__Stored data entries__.
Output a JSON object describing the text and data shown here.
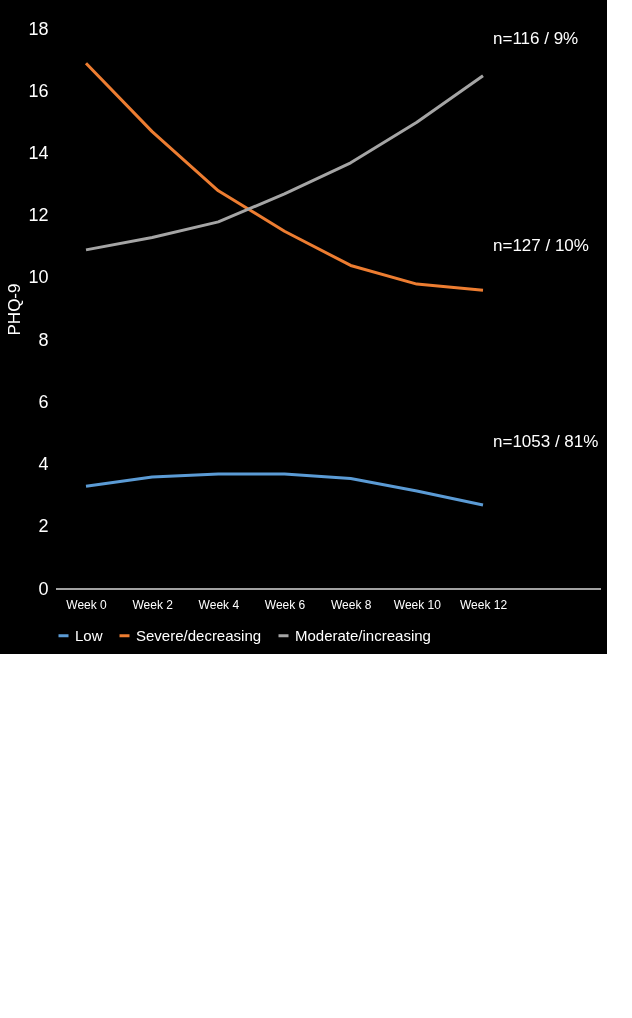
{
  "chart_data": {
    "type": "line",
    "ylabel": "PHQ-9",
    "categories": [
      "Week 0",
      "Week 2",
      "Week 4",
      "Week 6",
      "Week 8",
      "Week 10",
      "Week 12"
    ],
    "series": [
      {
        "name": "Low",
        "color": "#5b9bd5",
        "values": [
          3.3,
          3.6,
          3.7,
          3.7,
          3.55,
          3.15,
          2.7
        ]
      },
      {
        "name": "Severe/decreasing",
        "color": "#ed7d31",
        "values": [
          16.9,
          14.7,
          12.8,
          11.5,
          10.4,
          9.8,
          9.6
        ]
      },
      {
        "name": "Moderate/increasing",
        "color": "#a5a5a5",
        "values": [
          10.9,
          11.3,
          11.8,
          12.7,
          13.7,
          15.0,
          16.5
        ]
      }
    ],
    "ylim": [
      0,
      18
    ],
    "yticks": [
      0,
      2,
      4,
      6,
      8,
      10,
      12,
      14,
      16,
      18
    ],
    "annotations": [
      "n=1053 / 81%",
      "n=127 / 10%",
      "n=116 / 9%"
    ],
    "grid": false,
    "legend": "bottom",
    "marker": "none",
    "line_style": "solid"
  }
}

==

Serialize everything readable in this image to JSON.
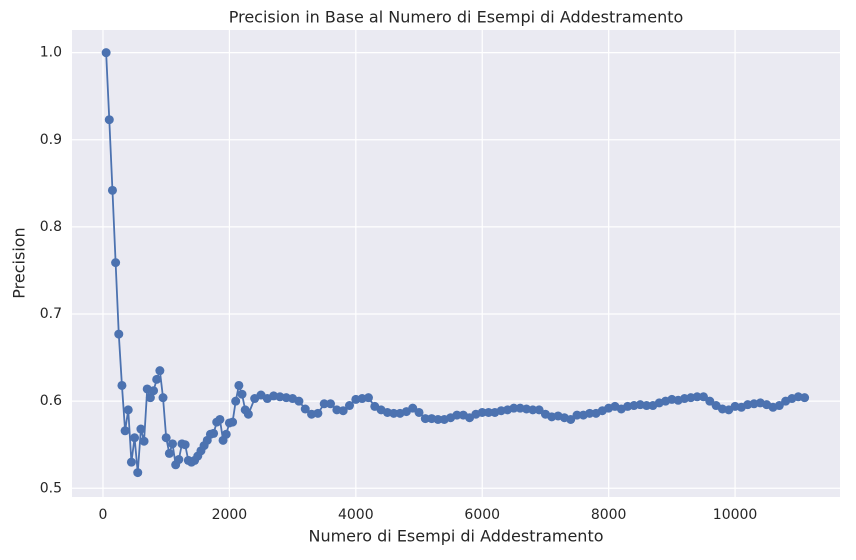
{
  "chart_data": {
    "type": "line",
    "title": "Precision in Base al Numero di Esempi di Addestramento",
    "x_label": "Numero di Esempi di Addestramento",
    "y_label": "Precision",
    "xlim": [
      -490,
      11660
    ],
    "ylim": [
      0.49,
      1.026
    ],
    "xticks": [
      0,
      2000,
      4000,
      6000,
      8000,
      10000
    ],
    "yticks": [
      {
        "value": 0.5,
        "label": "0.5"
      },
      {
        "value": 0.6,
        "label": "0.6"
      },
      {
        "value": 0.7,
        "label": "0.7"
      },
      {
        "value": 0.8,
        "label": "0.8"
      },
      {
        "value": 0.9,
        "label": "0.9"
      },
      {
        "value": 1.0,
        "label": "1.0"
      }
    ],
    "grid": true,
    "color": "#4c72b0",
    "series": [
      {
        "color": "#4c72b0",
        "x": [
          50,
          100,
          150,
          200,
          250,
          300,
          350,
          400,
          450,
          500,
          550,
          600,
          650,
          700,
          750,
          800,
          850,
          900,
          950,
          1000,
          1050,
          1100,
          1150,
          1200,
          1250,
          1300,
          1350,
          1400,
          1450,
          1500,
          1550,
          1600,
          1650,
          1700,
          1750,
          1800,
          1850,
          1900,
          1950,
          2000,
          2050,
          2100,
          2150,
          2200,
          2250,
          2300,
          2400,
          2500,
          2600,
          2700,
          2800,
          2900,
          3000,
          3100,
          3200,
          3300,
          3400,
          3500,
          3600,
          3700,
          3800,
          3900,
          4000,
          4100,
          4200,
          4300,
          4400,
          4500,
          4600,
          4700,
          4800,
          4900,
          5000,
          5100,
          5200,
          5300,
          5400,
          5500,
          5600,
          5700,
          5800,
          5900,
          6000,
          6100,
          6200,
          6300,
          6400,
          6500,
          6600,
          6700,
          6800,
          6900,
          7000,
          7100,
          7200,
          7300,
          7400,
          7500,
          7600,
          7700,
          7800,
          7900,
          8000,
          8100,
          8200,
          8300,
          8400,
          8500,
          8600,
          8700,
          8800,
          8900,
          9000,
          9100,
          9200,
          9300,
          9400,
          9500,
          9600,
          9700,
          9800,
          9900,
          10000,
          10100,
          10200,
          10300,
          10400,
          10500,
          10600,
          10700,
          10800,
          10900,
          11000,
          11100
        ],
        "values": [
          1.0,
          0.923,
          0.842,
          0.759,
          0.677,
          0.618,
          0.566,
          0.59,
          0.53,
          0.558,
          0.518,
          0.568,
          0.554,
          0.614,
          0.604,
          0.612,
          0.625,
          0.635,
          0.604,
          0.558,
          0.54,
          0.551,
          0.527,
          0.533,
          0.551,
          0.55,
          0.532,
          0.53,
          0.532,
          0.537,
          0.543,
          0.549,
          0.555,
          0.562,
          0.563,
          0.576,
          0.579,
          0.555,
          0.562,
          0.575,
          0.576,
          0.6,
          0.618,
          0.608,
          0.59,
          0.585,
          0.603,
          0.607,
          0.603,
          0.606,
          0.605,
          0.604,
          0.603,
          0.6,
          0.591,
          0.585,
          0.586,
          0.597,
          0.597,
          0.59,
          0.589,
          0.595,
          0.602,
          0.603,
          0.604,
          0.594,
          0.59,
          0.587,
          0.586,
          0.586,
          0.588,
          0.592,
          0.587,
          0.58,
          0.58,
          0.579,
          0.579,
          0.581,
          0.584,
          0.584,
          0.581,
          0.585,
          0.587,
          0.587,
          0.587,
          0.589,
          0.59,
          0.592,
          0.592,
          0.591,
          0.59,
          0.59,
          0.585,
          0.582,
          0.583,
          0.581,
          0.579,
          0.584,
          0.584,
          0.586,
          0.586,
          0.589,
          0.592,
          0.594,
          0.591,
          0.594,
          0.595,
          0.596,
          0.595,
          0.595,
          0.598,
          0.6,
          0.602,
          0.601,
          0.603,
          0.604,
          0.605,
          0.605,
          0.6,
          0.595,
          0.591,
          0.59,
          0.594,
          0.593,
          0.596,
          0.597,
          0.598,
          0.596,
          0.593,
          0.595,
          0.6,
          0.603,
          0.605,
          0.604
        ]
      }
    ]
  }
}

__WHAT IS EXPECTED__. How many lines of the data contain the word "JSON"? Answer with the number alone.

__EXERCISE OUTPUT__. 2